## Task:
Look over the lines below. Report each one that includes the string "Safiera".

☆ ☆ ☆ ☆ ☆ ☆ ☆

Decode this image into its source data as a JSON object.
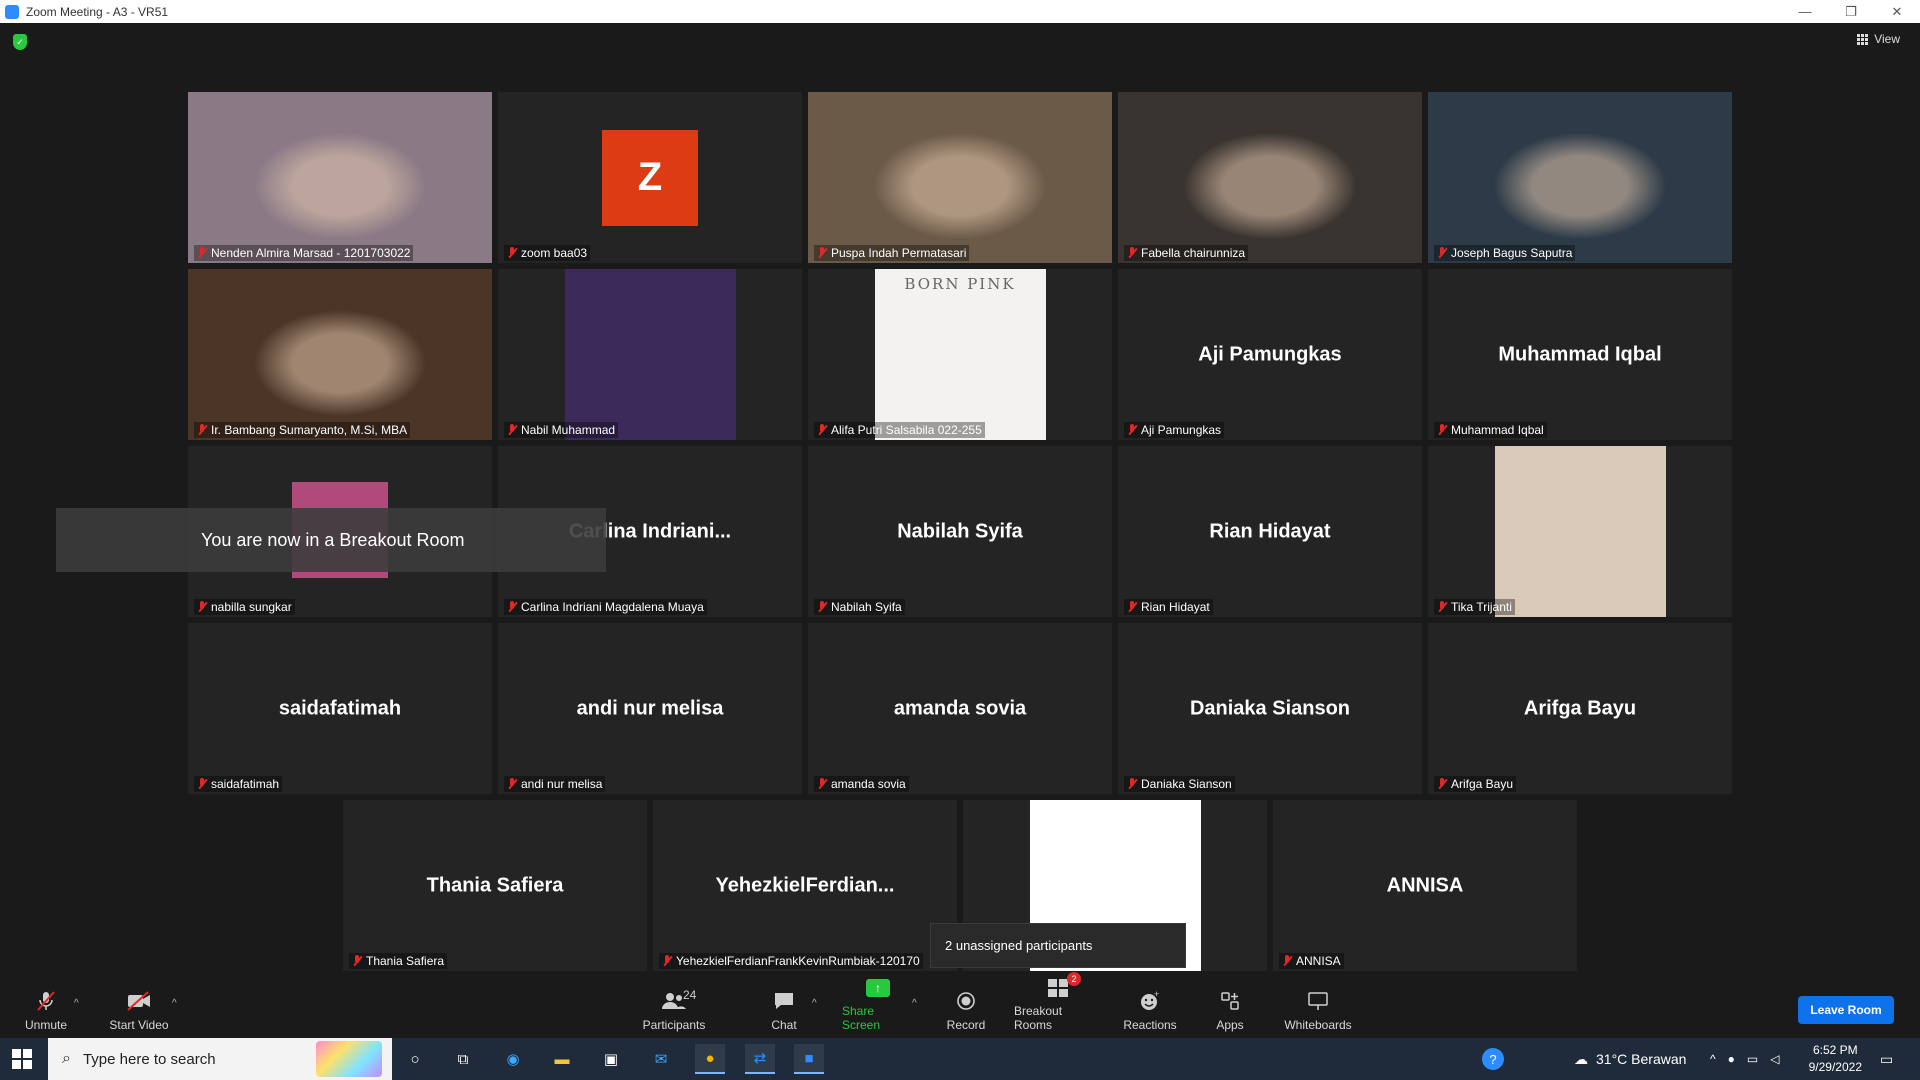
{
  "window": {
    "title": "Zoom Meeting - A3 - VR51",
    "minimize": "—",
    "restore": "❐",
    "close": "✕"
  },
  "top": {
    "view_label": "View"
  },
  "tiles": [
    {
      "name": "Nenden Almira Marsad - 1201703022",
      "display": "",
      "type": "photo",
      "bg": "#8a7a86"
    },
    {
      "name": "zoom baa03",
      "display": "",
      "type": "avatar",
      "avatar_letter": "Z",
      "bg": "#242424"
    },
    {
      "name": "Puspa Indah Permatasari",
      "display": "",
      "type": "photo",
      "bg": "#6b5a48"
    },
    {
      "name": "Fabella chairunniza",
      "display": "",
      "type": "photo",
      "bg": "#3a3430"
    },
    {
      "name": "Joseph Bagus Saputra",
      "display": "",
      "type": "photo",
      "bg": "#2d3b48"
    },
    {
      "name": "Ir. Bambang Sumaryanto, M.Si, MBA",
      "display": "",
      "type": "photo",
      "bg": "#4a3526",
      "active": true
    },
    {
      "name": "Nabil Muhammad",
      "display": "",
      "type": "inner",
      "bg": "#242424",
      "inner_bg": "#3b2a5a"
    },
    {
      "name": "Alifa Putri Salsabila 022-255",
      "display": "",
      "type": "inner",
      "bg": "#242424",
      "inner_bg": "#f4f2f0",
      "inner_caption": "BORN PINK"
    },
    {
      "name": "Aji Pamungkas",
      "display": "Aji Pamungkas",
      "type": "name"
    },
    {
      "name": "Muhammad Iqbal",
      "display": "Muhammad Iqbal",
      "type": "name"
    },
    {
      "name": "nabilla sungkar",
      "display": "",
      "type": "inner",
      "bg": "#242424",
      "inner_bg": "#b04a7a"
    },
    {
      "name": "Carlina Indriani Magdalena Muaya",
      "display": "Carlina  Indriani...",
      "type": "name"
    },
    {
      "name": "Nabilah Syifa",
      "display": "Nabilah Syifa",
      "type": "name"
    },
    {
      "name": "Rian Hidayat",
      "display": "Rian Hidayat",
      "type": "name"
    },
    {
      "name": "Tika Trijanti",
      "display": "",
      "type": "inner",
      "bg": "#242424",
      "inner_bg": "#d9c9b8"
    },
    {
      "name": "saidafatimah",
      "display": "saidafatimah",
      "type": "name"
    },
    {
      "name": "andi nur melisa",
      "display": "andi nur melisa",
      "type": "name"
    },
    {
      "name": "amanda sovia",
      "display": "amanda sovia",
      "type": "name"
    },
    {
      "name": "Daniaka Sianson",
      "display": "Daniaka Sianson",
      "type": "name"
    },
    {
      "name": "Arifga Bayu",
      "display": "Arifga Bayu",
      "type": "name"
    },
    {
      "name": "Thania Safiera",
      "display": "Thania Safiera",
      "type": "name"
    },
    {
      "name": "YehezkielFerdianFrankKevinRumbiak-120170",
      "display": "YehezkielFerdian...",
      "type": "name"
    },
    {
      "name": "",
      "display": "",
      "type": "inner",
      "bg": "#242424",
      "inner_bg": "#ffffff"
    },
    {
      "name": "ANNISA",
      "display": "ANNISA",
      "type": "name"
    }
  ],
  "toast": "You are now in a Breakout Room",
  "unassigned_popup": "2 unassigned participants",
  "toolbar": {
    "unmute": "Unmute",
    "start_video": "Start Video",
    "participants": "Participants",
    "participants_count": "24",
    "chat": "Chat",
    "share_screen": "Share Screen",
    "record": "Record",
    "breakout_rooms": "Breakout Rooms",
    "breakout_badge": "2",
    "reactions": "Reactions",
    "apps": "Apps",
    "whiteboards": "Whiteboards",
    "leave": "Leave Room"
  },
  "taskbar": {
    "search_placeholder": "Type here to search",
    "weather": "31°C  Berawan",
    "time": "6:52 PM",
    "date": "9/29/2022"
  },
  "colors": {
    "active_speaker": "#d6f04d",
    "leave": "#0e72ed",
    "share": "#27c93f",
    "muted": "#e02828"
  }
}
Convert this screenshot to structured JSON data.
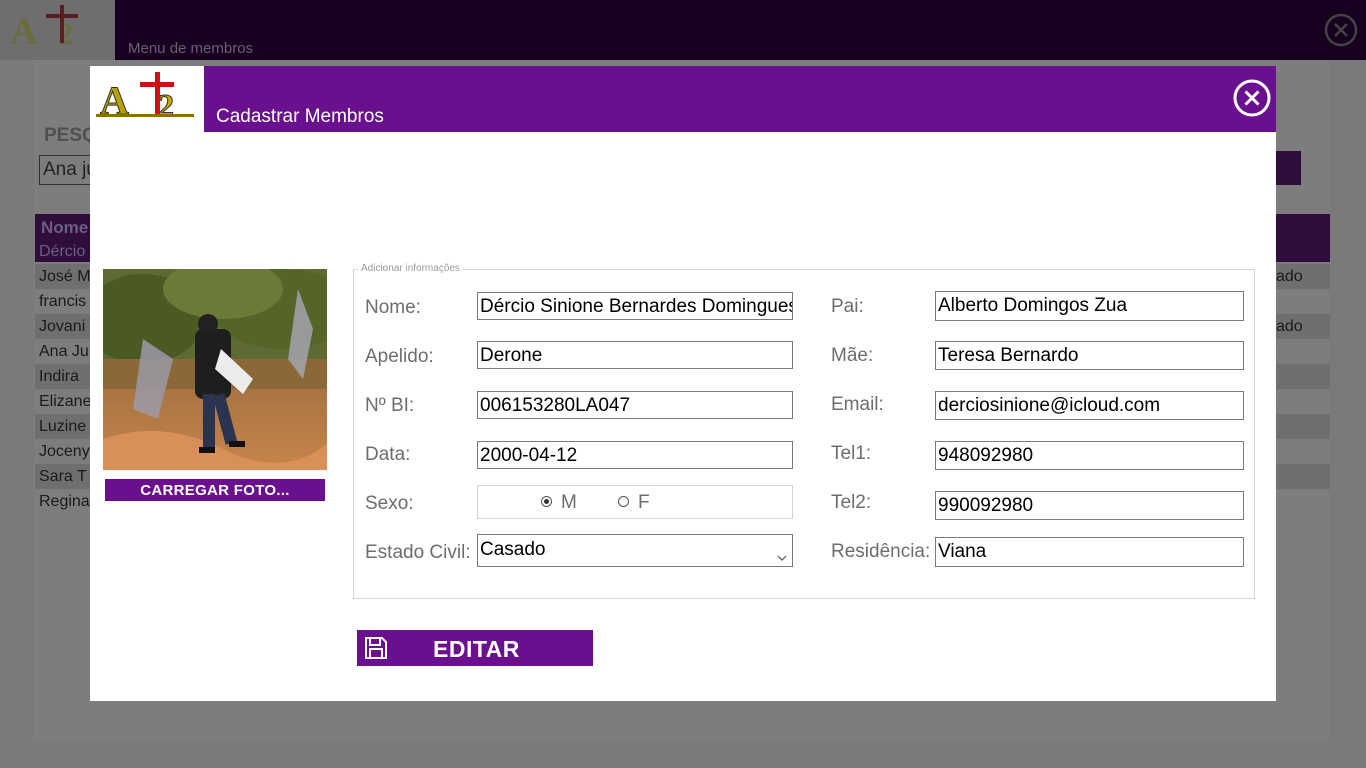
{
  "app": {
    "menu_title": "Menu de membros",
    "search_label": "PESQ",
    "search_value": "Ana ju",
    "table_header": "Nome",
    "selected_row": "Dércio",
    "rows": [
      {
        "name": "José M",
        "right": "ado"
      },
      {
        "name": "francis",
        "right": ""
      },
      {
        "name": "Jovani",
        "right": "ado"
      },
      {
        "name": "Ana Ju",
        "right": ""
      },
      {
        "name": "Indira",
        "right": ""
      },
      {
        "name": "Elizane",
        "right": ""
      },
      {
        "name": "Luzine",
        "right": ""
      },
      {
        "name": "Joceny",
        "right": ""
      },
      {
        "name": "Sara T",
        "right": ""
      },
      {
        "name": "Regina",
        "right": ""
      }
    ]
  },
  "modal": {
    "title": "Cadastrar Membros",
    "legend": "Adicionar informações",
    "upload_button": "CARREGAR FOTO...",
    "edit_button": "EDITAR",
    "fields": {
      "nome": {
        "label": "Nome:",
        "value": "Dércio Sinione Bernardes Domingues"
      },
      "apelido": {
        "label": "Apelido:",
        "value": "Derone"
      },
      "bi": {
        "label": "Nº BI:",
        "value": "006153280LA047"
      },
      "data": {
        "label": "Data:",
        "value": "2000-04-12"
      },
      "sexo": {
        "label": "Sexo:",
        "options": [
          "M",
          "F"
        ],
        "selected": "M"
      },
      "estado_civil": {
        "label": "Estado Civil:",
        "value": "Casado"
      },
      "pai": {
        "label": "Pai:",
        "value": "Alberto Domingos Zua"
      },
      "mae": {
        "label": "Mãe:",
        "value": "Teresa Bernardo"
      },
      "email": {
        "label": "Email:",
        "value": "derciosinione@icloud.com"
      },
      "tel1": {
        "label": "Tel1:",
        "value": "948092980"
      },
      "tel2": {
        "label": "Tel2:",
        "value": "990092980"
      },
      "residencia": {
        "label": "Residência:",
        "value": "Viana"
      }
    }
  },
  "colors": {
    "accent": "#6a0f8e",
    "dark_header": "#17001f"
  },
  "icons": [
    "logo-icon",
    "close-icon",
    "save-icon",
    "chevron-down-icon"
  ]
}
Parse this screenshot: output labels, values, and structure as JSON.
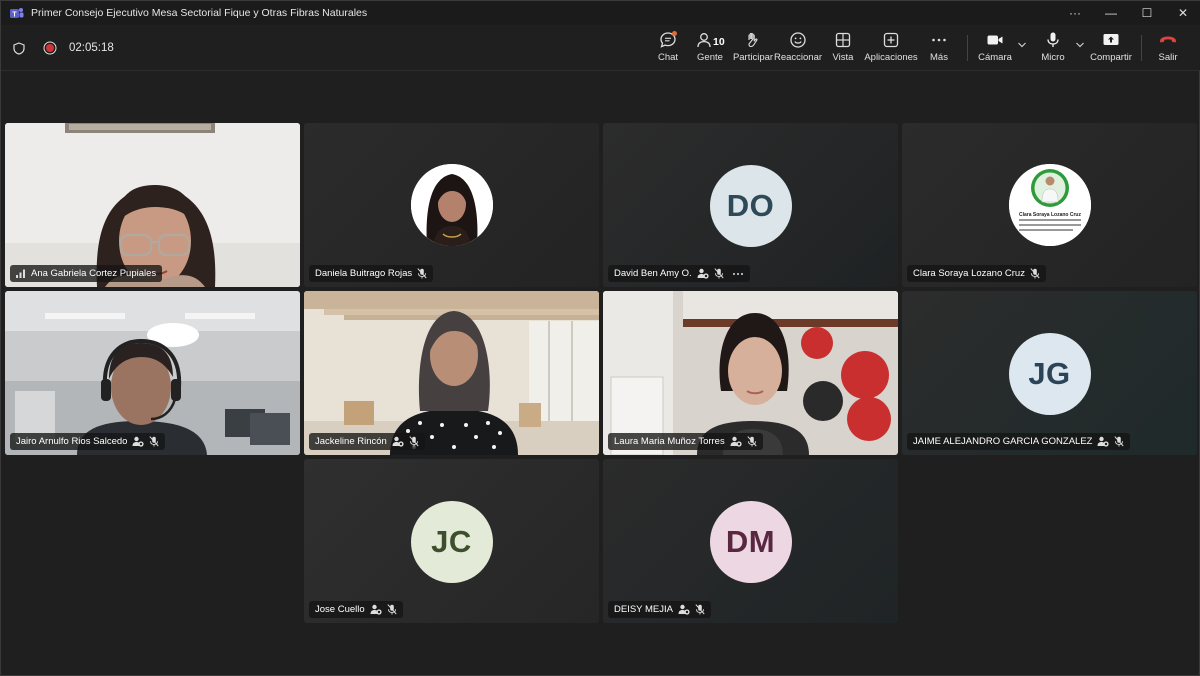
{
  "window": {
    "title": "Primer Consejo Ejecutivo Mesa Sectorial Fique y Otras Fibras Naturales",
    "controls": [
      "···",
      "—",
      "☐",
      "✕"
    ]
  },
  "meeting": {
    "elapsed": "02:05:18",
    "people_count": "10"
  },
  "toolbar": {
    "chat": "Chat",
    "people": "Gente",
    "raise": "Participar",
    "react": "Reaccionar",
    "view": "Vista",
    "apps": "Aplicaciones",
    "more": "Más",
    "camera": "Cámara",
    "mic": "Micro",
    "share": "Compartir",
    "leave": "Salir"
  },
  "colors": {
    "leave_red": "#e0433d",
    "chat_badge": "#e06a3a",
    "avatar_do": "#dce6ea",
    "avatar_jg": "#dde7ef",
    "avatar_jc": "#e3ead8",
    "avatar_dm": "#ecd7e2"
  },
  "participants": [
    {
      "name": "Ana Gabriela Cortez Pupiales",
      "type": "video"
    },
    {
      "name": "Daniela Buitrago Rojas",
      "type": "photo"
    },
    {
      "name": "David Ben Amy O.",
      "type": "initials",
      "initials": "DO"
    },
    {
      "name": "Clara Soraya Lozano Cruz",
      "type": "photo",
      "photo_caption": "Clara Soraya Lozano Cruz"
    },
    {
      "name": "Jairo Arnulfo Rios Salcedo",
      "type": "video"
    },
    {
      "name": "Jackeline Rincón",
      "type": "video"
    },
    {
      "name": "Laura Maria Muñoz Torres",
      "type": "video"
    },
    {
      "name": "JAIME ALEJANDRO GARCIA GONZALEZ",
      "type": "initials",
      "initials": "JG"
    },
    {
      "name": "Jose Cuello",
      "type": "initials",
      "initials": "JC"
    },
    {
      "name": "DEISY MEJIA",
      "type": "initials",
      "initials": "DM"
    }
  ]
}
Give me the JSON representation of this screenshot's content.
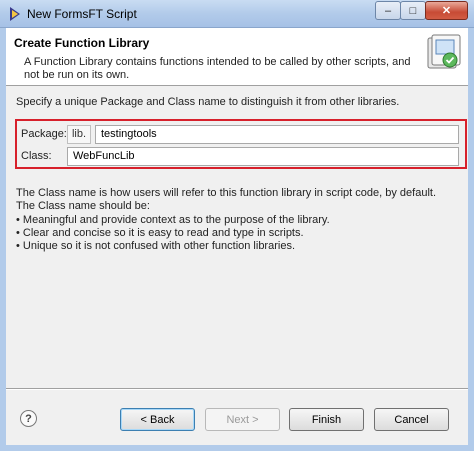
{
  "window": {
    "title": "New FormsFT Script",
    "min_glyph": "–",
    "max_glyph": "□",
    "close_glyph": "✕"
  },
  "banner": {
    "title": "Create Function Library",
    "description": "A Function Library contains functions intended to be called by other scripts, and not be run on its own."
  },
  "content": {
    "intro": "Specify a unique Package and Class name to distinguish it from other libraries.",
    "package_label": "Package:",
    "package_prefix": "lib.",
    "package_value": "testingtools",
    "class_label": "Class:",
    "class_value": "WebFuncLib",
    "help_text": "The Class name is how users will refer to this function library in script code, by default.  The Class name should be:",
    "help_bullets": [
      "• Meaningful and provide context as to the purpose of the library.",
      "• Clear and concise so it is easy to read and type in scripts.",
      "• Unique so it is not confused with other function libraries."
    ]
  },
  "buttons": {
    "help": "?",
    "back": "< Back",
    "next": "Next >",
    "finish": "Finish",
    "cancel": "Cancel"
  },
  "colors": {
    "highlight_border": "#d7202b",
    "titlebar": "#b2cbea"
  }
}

☆ ☆ ☆ ☆ ☆ ☆ ☆

## Response for this exercise:
      "name": "Thania Safiera",
      "display": "Thania Safiera",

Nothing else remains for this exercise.